Extracted data entries:

_____

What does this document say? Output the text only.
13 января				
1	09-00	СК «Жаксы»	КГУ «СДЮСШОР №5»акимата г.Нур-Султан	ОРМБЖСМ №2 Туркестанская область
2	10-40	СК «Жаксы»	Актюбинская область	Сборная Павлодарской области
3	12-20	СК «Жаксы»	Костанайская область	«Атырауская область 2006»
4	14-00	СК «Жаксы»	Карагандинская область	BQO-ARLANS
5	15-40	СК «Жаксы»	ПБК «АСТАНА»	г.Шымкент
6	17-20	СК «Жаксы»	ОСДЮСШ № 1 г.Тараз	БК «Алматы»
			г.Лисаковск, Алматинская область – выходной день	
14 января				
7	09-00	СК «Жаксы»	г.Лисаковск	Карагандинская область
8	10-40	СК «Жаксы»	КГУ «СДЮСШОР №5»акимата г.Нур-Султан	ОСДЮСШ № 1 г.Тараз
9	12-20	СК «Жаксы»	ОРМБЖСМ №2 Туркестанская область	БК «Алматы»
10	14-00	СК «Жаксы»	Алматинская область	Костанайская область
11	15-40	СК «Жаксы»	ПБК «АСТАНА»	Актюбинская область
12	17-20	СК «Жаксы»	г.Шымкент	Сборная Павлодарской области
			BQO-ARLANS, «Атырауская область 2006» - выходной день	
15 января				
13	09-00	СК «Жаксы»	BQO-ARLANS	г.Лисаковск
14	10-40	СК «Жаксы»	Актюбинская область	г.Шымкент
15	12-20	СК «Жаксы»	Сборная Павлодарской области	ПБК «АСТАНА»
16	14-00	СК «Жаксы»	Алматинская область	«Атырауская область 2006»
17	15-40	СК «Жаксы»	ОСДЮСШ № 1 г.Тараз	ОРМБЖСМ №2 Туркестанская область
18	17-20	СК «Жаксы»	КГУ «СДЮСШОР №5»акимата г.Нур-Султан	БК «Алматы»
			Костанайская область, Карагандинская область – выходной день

_____

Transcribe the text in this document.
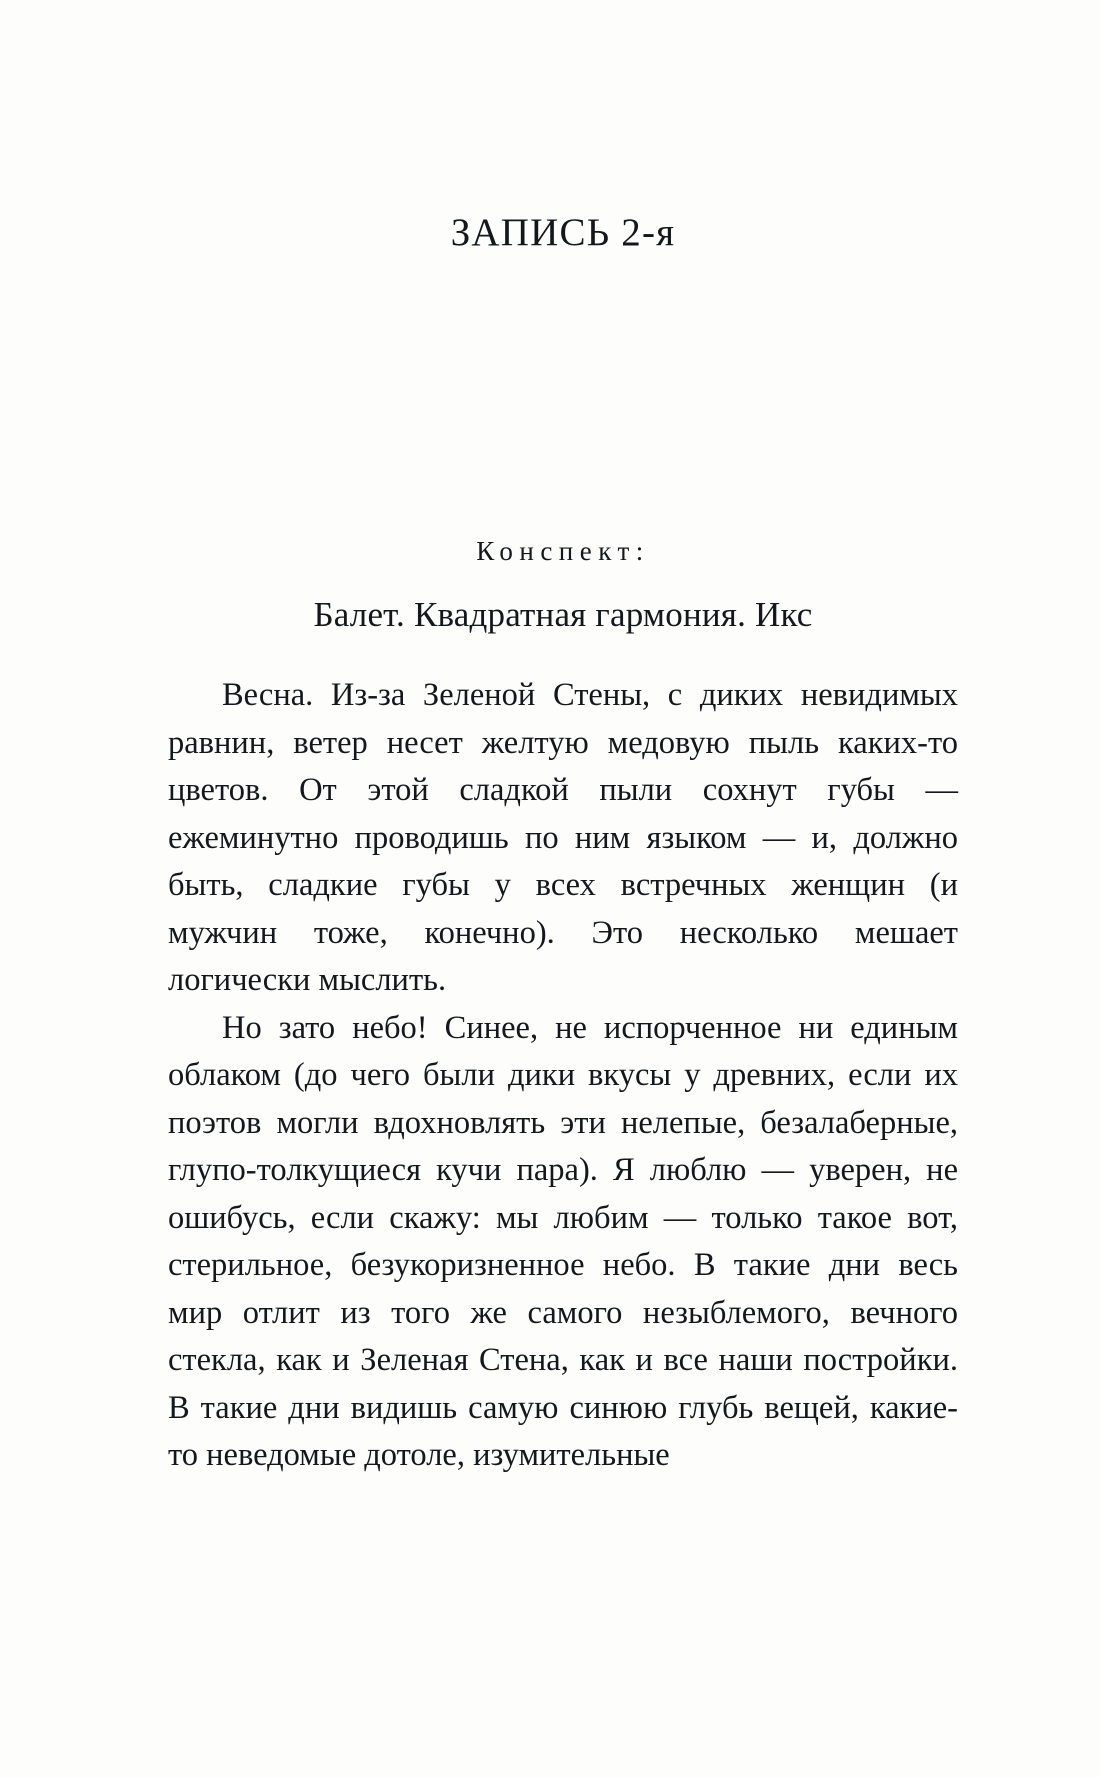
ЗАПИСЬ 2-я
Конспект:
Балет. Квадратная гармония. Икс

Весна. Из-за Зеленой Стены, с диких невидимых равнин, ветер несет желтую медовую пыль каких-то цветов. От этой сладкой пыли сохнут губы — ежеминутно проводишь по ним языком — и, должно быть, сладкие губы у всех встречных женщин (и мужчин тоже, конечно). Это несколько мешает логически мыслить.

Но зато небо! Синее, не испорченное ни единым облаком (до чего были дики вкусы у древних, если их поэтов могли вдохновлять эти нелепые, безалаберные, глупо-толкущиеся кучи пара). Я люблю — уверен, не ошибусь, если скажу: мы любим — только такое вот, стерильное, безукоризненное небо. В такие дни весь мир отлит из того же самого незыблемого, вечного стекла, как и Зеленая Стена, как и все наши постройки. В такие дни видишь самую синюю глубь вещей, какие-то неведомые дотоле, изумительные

_____

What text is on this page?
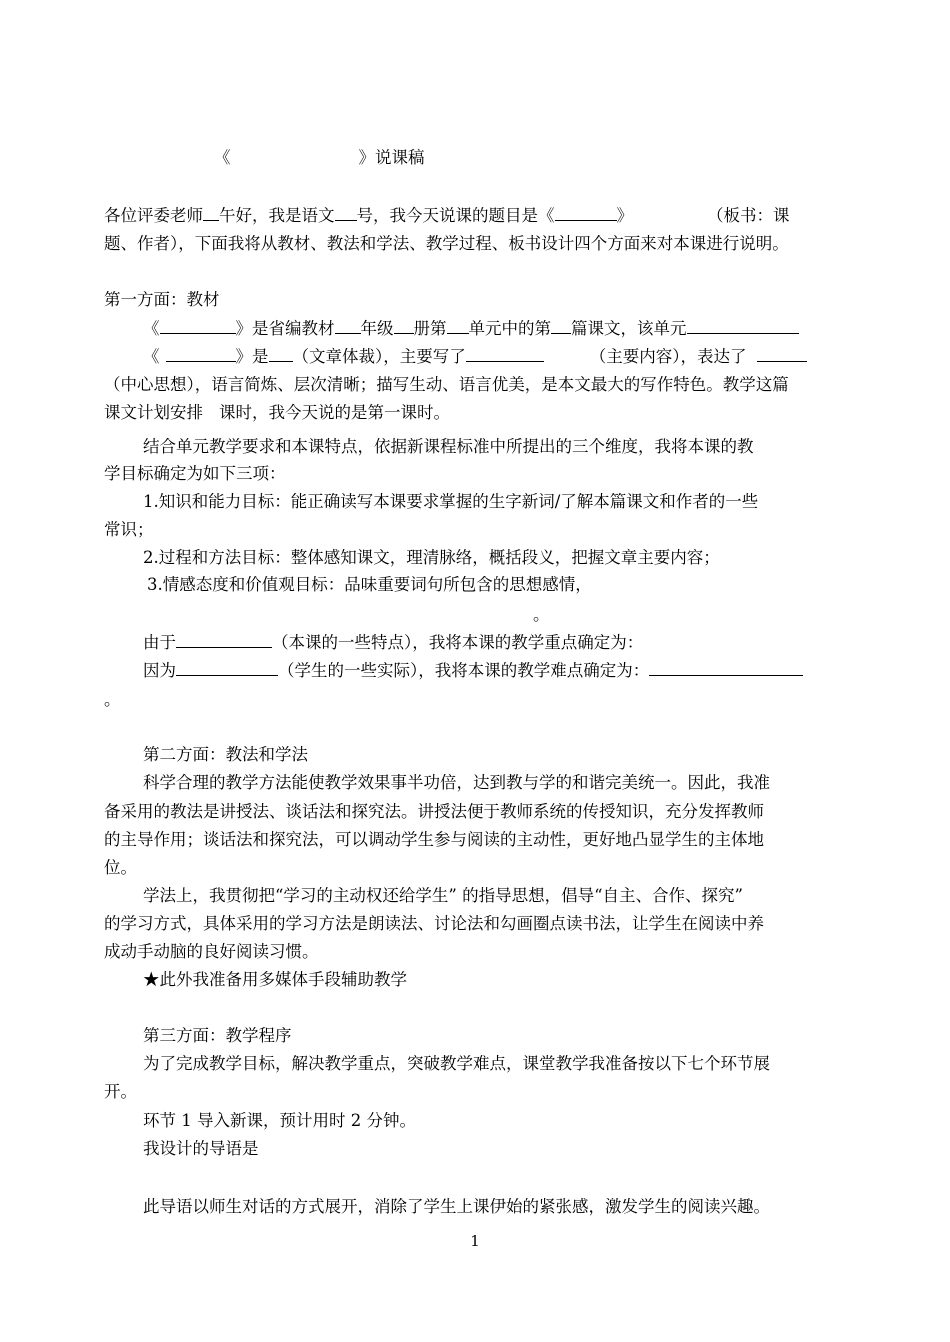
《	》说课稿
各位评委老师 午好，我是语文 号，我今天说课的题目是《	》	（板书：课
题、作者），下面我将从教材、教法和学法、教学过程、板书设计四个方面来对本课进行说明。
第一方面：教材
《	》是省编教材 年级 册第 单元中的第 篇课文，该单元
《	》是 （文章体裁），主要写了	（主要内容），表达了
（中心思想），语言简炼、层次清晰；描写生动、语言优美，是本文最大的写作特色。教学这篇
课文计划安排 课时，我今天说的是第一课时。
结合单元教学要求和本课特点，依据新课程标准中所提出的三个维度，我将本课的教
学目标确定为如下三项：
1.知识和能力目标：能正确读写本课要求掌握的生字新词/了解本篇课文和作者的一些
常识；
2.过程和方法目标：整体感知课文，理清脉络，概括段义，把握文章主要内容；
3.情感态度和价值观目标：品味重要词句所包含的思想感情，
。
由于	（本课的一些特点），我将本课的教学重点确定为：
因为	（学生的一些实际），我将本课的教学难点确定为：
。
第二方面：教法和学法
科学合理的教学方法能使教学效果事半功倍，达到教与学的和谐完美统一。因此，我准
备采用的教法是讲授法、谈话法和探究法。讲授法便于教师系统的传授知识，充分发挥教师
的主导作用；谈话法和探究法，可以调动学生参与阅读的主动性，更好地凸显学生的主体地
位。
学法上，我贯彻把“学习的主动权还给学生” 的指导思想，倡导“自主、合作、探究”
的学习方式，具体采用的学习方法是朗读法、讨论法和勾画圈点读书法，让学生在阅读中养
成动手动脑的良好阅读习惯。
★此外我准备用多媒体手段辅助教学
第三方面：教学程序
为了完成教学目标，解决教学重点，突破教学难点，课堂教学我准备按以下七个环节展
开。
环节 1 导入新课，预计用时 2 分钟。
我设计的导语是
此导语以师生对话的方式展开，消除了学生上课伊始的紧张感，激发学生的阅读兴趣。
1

_____

Extract, from the material above, each line holding the word "Павлодарской".

2	10-40	СК «Жаксы»	Актюбинская область	Сборная Павлодарской области
12	17-20	СК «Жаксы»	г.Шымкент	Сборная Павлодарской области
15	12-20	СК «Жаксы»	Сборная Павлодарской области	ПБК «АСТАНА»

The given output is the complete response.